- ОТРЫВОК СО СТРАНИЦЫ -
++++

Это был также адвокат с «допуском», а также с серьезной генеалогией политической адвокатуры: он, как и Хейфец, в 1971 году участвовал в деле сионистов – был защитником Г.И. Бутмана, одного из обвиняемых на так называемом втором ленинградском процессе («самолетное дело»), что стоило последнему приговора в 10 лет ИТК строгого режима. После 9 лет лагерей он, вместе с остальными участниками «самолетного дела», в апреле 1979 года получает «разрешение на выезд по соображениям оздоровления оперативной обстановки в стране в связи с подготовкой к Олимпийским играм в Москве». Позиция Бреймана при защите Гутмана на процессе подробно изучалась историком судебных процессов над сионистами И. Слосманом, который отмечал: «Подсудимый, несмотря на отсутствие на месте преступления, сотрудничество со следствием и правдивые показания, был на грани расстрела, и адвокат был не особенно против!»
Кроме того, адвокат Брейман участвовал в деле по обвинению членов ассоциации эстонских немцев, которые 11 февраля 1974 года вышли на демонстрацию перед зданием ЦК КПСС в Москве с требованием разрешить им выезд из СССР на родину. Это событие тогда получило значительный резонанс не только потому, что в Эстонии 17 февраля на улицы вышли триста демонстрантов, но еще и потому, что одна из участниц московских событий приковала себя и двоих сыновей к светофору (в те годы это печально известное здание не имело того внушительного «Великого китайского забора», какой был возведен вокруг него в 2011 году). Процесс над ними проходил в Эстонии и был относительно демократичен. Вот что вспоминает Вальдемар Шульц – один из подсудимых, который и получил от государства защитника Бреймана:
Суд над нами состоялся уже не в Таллине, а в Кехра, маленьком эстонском городке под Таллином. Говорят, каждую машину, въезжавшую в город, проверяли, чтобы не допустить на собрание немцев. Наших активистов, которым позволили присутствовать на суде, при входе в здание суда всячески обзывали и оплевывали. Моей дочери с трудом удалось добиться права присутствовать на заседании суда. От защиты на суде я отказался, так как знал, что приговор привезут из Москвы, но перед судом появился назначенный мне защитник Брейман, еврей по национальности. Он пошел на обман, убеждая меня и Бергманна, что его выбрали наши люди по совету Андрея Дмитриевича Сахарова и что он добьется условного наказания… Суд над нами закончился так, как мы с Бергманном и предполагали. Сроки назначили в Москве, и КГБ полностью контролировало процесс. 7 августа 1974 года по приговору суда Петр Бергманн был приговорен к трем годам тюремного заключения, я и Герхард Фаст – к двум.
Если постараться не обращать внимания на столь серьезное участие Бреймана в политических уголовных процессах 1970-х годов, то следует остановиться на его адвокатской тактике, которая, как правило, сводилась к тому, чтобы убедить своего подзащитного в необходимости признательных показаний. Как свидетельствует советская судебная практика, этот метод имел свои преимущества, особенно если обвиняемый к моменту суда уже находился в СИЗО. Поскольку заключение под стражу было уже само по себе лишним свидетельством его вины («невинного человека в тюрьму не посадят!»), то при таком состоянии дел, естественно, суд мягче относился к тем, кто готов был «сознаться», нежели к тем, кто упорствовал и не сознавался «в содеянном».
В случае со Светланой это было непросто – она никакой вины за собой не признавала; настаивала на том, что испанец Хасан, место жительства и учебы которого она сообщила следствию, вручил ей подарки и пакет с лекарством для передачи; при задержании она испугалась, и пакет у нее вывалился наружу вместе с остальными выпавшими вещами; наркотики никогда и нигде не употребляла и готова пройти все необходимые медицинские экспертизы.

++++

- СОХРАНЕННЫЕ ДАННЫЕ -
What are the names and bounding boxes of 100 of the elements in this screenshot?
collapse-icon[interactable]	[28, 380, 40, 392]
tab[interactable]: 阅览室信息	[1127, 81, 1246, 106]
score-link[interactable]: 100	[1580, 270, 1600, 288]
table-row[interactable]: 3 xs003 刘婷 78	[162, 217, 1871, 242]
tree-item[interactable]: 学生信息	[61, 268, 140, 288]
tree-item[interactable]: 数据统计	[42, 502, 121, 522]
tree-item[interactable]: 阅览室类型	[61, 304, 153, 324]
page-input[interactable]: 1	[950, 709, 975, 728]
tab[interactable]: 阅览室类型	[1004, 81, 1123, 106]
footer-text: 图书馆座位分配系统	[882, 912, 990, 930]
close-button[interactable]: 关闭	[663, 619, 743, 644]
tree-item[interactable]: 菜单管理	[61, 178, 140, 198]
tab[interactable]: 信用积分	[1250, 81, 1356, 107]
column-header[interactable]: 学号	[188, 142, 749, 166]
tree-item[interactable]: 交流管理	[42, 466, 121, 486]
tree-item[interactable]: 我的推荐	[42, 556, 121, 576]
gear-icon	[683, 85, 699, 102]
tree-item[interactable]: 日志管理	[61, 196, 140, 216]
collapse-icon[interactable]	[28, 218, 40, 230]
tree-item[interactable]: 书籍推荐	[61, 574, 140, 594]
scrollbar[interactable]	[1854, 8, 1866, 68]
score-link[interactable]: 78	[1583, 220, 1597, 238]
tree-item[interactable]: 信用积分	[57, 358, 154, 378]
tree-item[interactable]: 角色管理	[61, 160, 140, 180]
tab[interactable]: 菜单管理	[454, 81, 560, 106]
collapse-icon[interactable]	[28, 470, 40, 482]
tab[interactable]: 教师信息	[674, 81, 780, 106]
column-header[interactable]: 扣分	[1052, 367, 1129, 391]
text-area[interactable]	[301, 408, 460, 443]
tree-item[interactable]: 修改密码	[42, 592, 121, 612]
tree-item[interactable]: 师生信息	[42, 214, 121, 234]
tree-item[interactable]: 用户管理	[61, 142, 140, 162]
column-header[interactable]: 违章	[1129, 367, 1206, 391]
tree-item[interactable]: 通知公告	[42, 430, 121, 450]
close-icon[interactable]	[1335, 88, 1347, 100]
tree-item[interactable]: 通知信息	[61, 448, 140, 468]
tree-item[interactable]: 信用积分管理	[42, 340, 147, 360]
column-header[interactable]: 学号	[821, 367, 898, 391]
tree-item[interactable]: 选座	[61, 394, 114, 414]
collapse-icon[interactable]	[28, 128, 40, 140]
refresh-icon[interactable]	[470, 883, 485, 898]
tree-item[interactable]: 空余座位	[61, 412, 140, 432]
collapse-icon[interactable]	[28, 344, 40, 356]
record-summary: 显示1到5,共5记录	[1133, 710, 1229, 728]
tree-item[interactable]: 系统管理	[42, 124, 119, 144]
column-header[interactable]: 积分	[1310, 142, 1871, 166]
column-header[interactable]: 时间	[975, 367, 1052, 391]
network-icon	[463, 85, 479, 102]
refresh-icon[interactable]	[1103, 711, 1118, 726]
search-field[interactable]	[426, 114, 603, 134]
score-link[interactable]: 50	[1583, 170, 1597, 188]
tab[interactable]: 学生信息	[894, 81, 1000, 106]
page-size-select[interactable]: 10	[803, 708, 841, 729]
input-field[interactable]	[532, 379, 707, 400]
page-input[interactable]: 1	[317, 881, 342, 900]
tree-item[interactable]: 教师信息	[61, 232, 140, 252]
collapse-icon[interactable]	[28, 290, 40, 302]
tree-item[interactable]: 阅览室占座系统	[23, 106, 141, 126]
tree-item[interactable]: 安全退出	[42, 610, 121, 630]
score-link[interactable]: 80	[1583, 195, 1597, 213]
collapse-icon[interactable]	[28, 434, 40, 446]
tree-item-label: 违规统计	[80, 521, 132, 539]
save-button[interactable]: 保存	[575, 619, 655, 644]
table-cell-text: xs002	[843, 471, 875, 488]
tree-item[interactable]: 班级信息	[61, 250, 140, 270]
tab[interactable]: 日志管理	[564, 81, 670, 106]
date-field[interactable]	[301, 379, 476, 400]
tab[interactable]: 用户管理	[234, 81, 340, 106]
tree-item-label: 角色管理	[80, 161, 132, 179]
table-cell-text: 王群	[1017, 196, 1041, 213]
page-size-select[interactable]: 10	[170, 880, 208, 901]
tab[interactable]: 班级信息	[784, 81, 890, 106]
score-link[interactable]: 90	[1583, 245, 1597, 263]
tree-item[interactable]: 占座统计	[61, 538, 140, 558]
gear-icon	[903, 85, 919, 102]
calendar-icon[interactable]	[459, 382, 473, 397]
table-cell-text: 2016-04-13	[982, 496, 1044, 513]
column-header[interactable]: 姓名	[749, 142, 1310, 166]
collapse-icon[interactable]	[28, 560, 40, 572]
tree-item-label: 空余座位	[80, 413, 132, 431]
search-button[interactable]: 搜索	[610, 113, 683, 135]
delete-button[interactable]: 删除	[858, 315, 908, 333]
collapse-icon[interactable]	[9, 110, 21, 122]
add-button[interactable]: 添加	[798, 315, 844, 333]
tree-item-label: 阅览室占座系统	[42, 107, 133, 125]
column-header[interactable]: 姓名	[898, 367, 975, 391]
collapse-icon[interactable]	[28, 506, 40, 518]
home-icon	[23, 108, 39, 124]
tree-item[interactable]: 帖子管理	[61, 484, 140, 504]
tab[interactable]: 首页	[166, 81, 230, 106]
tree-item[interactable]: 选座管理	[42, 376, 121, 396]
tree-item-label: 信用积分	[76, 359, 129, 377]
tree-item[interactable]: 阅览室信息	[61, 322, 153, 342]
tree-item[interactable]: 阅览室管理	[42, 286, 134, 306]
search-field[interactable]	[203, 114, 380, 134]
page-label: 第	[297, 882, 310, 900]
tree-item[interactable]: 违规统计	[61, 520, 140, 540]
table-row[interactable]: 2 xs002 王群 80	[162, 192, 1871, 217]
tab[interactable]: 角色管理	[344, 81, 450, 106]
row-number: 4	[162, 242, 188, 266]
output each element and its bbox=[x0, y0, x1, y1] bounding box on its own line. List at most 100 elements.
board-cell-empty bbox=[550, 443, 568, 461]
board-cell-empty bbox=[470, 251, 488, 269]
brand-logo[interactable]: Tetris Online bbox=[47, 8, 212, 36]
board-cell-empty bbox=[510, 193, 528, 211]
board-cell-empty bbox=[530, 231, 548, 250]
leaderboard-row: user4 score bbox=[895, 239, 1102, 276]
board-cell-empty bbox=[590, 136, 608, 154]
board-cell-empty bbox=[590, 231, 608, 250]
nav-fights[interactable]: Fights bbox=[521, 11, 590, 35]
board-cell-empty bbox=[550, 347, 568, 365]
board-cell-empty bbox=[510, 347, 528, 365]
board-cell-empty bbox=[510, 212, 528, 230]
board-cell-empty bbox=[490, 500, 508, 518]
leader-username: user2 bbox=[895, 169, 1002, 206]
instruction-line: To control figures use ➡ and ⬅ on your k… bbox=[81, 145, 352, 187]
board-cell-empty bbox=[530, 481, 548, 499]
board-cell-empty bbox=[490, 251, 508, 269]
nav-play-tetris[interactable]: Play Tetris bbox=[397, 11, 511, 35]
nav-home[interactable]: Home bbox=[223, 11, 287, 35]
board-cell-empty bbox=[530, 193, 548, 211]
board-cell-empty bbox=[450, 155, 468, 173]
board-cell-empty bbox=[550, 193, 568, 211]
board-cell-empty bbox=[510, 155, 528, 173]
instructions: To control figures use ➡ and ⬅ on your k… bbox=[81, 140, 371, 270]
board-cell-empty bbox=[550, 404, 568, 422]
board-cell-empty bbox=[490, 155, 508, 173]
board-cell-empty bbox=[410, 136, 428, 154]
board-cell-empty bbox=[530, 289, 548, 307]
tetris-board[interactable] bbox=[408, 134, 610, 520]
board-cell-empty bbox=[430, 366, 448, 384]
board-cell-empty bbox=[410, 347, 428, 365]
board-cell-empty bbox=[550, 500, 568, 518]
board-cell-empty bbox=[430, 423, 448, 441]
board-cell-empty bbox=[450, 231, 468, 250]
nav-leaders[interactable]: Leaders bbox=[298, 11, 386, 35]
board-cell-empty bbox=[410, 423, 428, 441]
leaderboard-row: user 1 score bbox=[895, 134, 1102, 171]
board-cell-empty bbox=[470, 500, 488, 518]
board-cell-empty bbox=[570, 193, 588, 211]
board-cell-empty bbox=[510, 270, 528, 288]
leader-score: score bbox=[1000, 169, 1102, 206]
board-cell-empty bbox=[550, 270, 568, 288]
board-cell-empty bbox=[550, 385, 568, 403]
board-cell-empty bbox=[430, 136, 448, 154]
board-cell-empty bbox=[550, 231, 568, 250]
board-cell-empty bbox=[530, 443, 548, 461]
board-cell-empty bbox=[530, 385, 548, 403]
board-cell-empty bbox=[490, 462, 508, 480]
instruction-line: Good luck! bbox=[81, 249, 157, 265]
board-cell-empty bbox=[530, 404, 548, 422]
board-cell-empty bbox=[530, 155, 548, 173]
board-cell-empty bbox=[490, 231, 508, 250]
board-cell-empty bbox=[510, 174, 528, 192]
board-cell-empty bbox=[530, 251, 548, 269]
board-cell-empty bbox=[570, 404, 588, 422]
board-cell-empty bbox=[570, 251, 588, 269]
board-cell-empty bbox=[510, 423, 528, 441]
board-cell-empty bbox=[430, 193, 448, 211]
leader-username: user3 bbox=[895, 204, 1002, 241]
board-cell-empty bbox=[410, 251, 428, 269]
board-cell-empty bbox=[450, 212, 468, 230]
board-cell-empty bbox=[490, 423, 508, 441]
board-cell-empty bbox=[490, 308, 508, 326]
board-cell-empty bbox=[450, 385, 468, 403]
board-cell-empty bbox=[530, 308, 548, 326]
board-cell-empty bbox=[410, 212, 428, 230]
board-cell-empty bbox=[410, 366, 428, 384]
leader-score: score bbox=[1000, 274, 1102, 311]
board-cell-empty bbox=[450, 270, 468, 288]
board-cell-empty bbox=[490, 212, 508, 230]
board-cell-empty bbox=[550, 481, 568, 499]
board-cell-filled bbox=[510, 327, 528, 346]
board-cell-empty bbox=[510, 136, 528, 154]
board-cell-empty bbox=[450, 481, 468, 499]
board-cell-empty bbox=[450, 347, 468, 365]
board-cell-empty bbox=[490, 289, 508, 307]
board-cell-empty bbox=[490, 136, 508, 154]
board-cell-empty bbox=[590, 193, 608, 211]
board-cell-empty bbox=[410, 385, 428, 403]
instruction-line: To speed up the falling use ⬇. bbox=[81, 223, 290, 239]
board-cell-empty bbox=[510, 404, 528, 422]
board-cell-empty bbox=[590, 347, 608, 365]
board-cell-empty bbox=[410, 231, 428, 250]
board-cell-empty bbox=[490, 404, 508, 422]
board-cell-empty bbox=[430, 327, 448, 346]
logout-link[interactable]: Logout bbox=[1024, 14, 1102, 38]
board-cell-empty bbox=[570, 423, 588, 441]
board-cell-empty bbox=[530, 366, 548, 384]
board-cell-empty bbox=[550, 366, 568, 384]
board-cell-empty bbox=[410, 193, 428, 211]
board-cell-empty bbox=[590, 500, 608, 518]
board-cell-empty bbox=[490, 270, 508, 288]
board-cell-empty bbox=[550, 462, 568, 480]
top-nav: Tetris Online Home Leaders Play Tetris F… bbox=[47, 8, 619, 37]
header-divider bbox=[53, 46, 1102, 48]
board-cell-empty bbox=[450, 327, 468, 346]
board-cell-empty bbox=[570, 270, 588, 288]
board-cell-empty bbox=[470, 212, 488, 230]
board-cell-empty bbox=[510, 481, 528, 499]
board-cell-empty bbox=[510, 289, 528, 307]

++++

- ЗАДАНИЯ -
1. Перечислите все утверждения, на которых, согласно отрывку, настаивала Светлана.
2. Ответьте по отрывку:
(a) В каком году Брейман был защитником Г.И. Бутмана?
(b) В каком городе, по воспоминаниям Вальдемара Шульца, состоялся суд?
(c) К какому сроку был приговорен Петр Бергманн?
Для ответов используйте только отрывок.

- ОТВЕТЫ -
1.
1. Испанец Хасан вручил ей подарки и пакет с лекарством для передачи.
2. При задержании она испугалась, и пакет вывалился наружу вместе с остальными выпавшими вещами.
3. Наркотики она никогда и нигде не употребляла.
4. Она готова пройти все необходимые медицинские экспертизы.

2.
(a) В 1971 году.
(b) В Кехра, маленьком эстонском городке под Таллином.
(c) К трем годам тюремного заключения.